_Instructions for the task_
Copy out the lines that have "text" in them.

_Data entries_
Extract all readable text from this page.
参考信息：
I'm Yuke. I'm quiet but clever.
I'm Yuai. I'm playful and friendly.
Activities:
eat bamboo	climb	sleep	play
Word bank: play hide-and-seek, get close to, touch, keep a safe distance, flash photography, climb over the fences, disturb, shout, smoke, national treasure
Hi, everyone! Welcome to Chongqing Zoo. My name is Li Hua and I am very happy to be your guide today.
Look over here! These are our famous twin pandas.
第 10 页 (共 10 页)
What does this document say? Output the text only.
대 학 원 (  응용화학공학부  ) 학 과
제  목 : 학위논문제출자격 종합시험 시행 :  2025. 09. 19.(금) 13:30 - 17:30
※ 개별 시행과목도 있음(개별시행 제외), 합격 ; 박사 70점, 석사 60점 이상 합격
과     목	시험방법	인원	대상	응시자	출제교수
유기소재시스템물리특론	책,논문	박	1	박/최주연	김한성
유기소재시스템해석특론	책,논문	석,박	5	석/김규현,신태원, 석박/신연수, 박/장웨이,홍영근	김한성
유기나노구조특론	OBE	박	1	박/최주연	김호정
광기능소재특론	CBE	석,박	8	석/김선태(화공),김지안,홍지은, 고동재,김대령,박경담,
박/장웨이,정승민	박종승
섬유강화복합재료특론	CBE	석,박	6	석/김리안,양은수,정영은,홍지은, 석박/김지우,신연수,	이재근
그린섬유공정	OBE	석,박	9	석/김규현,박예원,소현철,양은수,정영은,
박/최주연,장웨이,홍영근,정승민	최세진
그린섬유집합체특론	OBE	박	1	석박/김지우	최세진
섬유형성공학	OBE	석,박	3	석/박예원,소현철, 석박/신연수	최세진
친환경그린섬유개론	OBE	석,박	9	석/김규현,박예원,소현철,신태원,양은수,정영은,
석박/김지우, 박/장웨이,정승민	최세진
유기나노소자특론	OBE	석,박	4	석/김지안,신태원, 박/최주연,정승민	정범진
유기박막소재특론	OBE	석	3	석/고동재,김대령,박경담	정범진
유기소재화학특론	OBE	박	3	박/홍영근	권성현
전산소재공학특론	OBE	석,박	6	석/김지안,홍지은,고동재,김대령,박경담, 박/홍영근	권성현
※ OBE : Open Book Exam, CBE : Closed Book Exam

_Answer to the exercise_
Extract all readable text from this page.
What does this document say? Output the text only.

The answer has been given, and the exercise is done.